EXERCISE AIM: Pick out each line below containing "content".

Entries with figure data
▶

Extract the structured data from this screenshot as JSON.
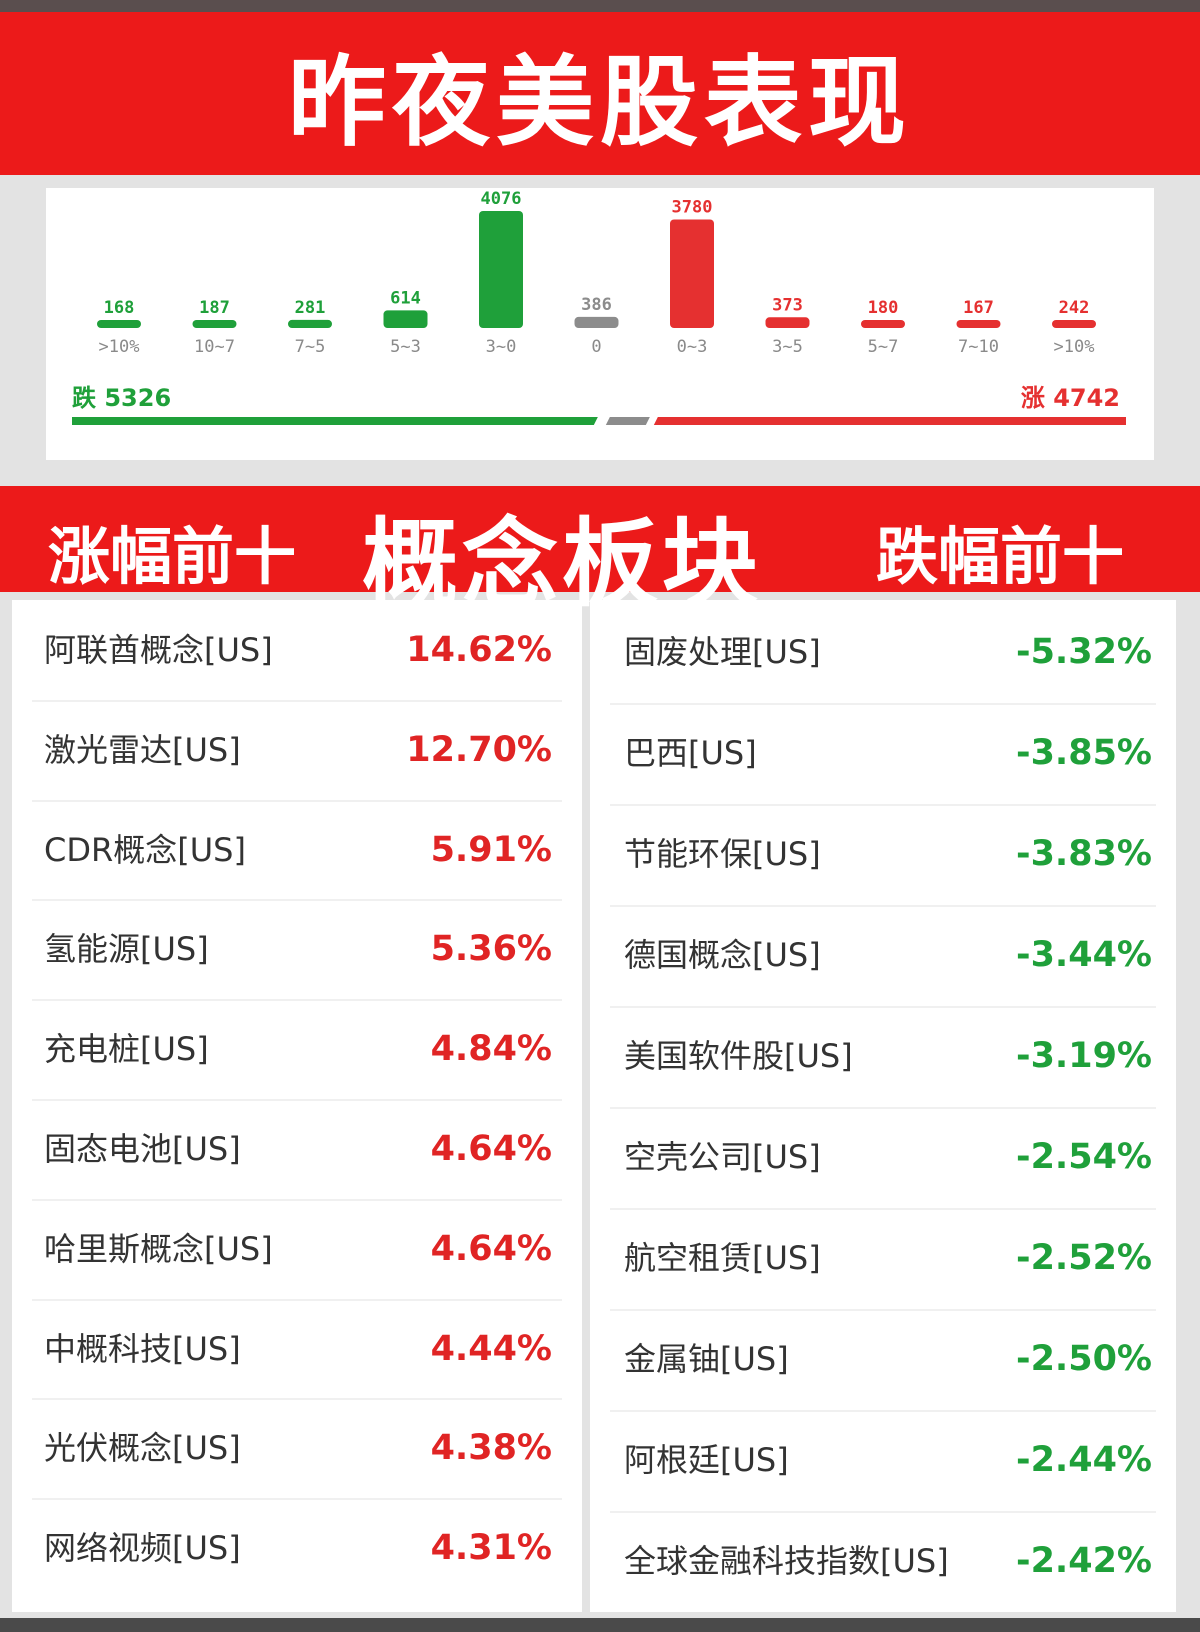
{
  "page_title": "昨夜美股表现",
  "colors": {
    "red": "#e53030",
    "green": "#1fa03a",
    "gray": "#8c8c8c",
    "banner_red": "#ec1a1a"
  },
  "chart_data": {
    "type": "bar",
    "categories": [
      ">10%",
      "10~7",
      "7~5",
      "5~3",
      "3~0",
      "0",
      "0~3",
      "3~5",
      "5~7",
      "7~10",
      ">10%"
    ],
    "values": [
      168,
      187,
      281,
      614,
      4076,
      386,
      3780,
      373,
      180,
      167,
      242
    ],
    "bar_colors": [
      "green",
      "green",
      "green",
      "green",
      "green",
      "gray",
      "red",
      "red",
      "red",
      "red",
      "red"
    ],
    "summary": {
      "down_label": "跌",
      "down_count": 5326,
      "up_label": "涨",
      "up_count": 4742
    }
  },
  "concept_banner": {
    "up_title": "涨幅前十",
    "center_title": "概念板块",
    "down_title": "跌幅前十"
  },
  "top_gainers": [
    {
      "name": "阿联酋概念[US]",
      "pct": "14.62%"
    },
    {
      "name": "激光雷达[US]",
      "pct": "12.70%"
    },
    {
      "name": "CDR概念[US]",
      "pct": "5.91%"
    },
    {
      "name": "氢能源[US]",
      "pct": "5.36%"
    },
    {
      "name": "充电桩[US]",
      "pct": "4.84%"
    },
    {
      "name": "固态电池[US]",
      "pct": "4.64%"
    },
    {
      "name": "哈里斯概念[US]",
      "pct": "4.64%"
    },
    {
      "name": "中概科技[US]",
      "pct": "4.44%"
    },
    {
      "name": "光伏概念[US]",
      "pct": "4.38%"
    },
    {
      "name": "网络视频[US]",
      "pct": "4.31%"
    }
  ],
  "top_losers": [
    {
      "name": "固废处理[US]",
      "pct": "-5.32%"
    },
    {
      "name": "巴西[US]",
      "pct": "-3.85%"
    },
    {
      "name": "节能环保[US]",
      "pct": "-3.83%"
    },
    {
      "name": "德国概念[US]",
      "pct": "-3.44%"
    },
    {
      "name": "美国软件股[US]",
      "pct": "-3.19%"
    },
    {
      "name": "空壳公司[US]",
      "pct": "-2.54%"
    },
    {
      "name": "航空租赁[US]",
      "pct": "-2.52%"
    },
    {
      "name": "金属铀[US]",
      "pct": "-2.50%"
    },
    {
      "name": "阿根廷[US]",
      "pct": "-2.44%"
    },
    {
      "name": "全球金融科技指数[US]",
      "pct": "-2.42%"
    }
  ]
}
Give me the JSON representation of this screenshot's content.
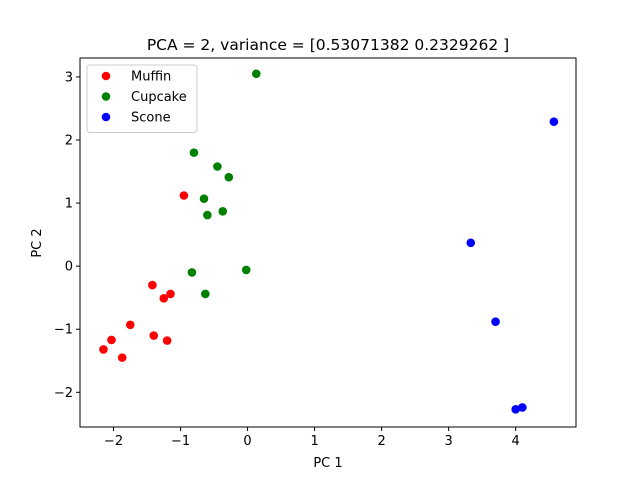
{
  "chart_data": {
    "type": "scatter",
    "title": "PCA = 2, variance = [0.53071382 0.2329262 ]",
    "xlabel": "PC 1",
    "ylabel": "PC 2",
    "xlim": [
      -2.5,
      4.9
    ],
    "ylim": [
      -2.55,
      3.3
    ],
    "xticks": [
      -2,
      -1,
      0,
      1,
      2,
      3,
      4
    ],
    "yticks": [
      -2,
      -1,
      0,
      1,
      2,
      3
    ],
    "grid": false,
    "legend_position": "top-left",
    "series": [
      {
        "name": "Muffin",
        "color": "#ff0000",
        "points": [
          [
            -0.95,
            1.12
          ],
          [
            -1.42,
            -0.3
          ],
          [
            -1.25,
            -0.51
          ],
          [
            -1.15,
            -0.44
          ],
          [
            -1.75,
            -0.93
          ],
          [
            -1.4,
            -1.1
          ],
          [
            -1.2,
            -1.18
          ],
          [
            -2.03,
            -1.17
          ],
          [
            -2.15,
            -1.32
          ],
          [
            -1.87,
            -1.45
          ]
        ]
      },
      {
        "name": "Cupcake",
        "color": "#008000",
        "points": [
          [
            0.13,
            3.05
          ],
          [
            -0.8,
            1.8
          ],
          [
            -0.45,
            1.58
          ],
          [
            -0.28,
            1.41
          ],
          [
            -0.65,
            1.07
          ],
          [
            -0.6,
            0.81
          ],
          [
            -0.37,
            0.87
          ],
          [
            -0.83,
            -0.1
          ],
          [
            -0.02,
            -0.06
          ],
          [
            -0.63,
            -0.44
          ]
        ]
      },
      {
        "name": "Scone",
        "color": "#0000ff",
        "points": [
          [
            4.57,
            2.29
          ],
          [
            3.33,
            0.37
          ],
          [
            3.7,
            -0.88
          ],
          [
            4.1,
            -2.24
          ],
          [
            4.0,
            -2.27
          ]
        ]
      }
    ]
  }
}
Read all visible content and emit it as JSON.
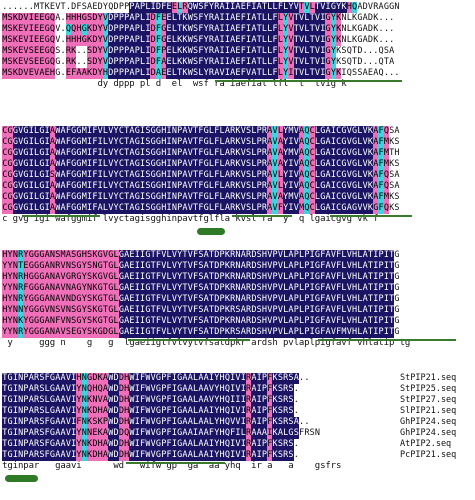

◀

FINAL RESULT:
Give me the JSON representation of this screenshot's content.
Read all visible content and emit it as JSON.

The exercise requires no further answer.